Task prompt: Starting at the line that holds "Read this page and output its text content.", set down each line through the end of the listing, exactly as written and with nothing added.
--*--
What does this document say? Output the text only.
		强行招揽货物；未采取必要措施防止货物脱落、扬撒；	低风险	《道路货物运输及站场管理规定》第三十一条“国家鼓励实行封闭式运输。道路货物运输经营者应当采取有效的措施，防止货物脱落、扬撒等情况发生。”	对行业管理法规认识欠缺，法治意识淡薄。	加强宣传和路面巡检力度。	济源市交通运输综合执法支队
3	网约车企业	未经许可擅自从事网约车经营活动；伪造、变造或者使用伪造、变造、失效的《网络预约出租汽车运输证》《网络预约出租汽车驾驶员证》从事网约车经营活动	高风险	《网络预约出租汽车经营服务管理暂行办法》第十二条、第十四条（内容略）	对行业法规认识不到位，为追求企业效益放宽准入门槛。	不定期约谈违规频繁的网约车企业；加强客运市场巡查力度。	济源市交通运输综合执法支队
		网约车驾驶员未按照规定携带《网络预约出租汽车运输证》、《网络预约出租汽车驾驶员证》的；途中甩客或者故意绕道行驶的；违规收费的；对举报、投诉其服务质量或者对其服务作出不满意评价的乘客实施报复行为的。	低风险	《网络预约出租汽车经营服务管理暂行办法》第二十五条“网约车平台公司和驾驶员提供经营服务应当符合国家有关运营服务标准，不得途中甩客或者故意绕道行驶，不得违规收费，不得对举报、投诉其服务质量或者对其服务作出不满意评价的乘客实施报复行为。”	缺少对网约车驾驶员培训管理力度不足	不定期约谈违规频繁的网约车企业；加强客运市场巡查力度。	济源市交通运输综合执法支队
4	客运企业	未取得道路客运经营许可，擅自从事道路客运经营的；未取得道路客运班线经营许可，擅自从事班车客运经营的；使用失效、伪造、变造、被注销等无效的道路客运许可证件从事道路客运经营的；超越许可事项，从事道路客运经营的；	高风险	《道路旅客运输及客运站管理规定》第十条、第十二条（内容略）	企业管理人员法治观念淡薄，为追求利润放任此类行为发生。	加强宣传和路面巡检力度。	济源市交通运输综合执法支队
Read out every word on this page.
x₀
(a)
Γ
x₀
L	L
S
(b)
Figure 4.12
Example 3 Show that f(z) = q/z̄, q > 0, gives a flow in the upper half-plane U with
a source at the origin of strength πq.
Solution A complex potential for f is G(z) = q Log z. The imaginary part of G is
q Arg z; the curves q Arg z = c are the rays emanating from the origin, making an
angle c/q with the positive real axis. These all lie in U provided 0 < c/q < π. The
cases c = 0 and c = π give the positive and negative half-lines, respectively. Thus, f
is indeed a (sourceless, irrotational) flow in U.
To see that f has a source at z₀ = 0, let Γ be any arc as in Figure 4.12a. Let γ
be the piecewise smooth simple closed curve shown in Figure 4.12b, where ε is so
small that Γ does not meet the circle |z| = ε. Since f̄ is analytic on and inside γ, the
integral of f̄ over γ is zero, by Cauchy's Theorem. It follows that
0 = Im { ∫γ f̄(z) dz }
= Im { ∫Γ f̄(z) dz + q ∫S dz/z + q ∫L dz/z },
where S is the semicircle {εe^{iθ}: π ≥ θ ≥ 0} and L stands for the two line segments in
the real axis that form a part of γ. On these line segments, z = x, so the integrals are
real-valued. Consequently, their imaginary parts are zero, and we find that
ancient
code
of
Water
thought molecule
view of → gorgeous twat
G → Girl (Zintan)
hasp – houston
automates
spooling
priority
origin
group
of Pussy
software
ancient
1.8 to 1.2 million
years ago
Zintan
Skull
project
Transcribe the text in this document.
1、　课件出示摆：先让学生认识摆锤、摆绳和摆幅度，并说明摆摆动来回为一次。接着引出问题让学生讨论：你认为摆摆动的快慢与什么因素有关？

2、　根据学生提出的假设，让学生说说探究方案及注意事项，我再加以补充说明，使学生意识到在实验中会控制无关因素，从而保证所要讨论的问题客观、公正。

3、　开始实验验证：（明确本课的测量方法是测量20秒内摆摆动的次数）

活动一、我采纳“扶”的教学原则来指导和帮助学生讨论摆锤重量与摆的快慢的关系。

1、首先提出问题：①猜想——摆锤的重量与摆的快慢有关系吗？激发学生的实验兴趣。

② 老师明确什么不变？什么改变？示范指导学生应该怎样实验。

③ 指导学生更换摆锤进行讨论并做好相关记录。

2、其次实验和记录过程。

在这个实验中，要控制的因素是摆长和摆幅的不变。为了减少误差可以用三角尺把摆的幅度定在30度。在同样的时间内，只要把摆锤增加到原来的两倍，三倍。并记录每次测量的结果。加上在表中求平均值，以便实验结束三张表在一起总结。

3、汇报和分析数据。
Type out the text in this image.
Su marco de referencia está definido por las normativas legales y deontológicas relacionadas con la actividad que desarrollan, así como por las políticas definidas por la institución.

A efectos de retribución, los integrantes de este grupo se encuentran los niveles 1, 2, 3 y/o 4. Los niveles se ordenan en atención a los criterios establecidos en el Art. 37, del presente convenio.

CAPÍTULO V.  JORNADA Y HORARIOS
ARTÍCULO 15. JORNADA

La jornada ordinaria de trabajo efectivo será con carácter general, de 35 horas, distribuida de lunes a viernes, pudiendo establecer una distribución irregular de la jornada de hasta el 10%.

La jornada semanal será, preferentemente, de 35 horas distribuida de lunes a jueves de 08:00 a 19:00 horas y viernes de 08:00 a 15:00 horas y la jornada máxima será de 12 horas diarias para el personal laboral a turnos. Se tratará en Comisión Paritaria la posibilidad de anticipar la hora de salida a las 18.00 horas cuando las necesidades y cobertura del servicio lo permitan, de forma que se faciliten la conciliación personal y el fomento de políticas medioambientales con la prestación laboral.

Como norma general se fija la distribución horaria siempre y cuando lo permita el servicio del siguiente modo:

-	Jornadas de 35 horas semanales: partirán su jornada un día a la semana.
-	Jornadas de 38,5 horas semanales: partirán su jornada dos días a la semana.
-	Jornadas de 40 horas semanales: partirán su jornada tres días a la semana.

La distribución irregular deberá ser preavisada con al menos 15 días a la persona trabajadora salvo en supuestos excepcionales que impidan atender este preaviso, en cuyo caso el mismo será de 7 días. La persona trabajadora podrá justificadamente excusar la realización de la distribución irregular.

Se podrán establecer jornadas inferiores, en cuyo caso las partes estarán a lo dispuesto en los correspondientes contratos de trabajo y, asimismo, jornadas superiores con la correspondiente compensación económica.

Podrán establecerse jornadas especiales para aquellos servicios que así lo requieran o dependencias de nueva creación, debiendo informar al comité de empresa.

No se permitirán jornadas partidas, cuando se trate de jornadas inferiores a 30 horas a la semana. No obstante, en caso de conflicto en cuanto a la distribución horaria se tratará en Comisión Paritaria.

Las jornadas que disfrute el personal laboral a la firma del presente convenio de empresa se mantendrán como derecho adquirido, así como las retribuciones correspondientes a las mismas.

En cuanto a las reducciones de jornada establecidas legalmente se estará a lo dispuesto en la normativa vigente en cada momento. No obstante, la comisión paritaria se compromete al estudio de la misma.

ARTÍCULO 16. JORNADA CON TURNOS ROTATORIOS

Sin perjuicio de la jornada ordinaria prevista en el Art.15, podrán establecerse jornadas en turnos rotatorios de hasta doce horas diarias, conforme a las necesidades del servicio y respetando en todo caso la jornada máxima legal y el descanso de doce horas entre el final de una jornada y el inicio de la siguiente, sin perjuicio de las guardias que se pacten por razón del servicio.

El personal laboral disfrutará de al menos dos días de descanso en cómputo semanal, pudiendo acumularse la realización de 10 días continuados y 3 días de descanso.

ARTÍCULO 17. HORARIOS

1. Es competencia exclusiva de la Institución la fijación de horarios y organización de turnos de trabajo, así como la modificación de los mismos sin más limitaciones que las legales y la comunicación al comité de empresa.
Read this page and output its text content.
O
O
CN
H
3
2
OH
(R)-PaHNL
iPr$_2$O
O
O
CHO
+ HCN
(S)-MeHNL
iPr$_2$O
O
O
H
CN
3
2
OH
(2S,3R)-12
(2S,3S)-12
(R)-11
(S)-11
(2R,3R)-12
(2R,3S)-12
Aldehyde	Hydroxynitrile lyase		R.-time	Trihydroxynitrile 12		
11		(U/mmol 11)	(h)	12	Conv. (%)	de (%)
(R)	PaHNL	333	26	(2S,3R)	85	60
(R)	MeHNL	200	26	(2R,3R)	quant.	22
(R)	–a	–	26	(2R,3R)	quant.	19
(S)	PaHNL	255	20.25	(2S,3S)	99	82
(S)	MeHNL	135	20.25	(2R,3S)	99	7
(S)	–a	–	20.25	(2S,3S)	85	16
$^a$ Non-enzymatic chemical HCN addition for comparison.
--*--
Result:
Read this page and output its text content.
O
O
CN
H
3
2
OH
(R)-PaHNL
iPr$_2$O
O
O
CHO
+ HCN
(S)-MeHNL
iPr$_2$O
O
O
H
CN
3
2
OH
(2S,3R)-12
(2S,3S)-12
(R)-11
(S)-11
(2R,3R)-12
(2R,3S)-12
Aldehyde	Hydroxynitrile lyase		R.-time	Trihydroxynitrile 12		
11		(U/mmol 11)	(h)	12	Conv. (%)	de (%)
(R)	PaHNL	333	26	(2S,3R)	85	60
(R)	MeHNL	200	26	(2R,3R)	quant.	22
(R)	–a	–	26	(2R,3R)	quant.	19
(S)	PaHNL	255	20.25	(2S,3S)	99	82
(S)	MeHNL	135	20.25	(2R,3S)	99	7
(S)	–a	–	20.25	(2S,3S)	85	16
$^a$ Non-enzymatic chemical HCN addition for comparison.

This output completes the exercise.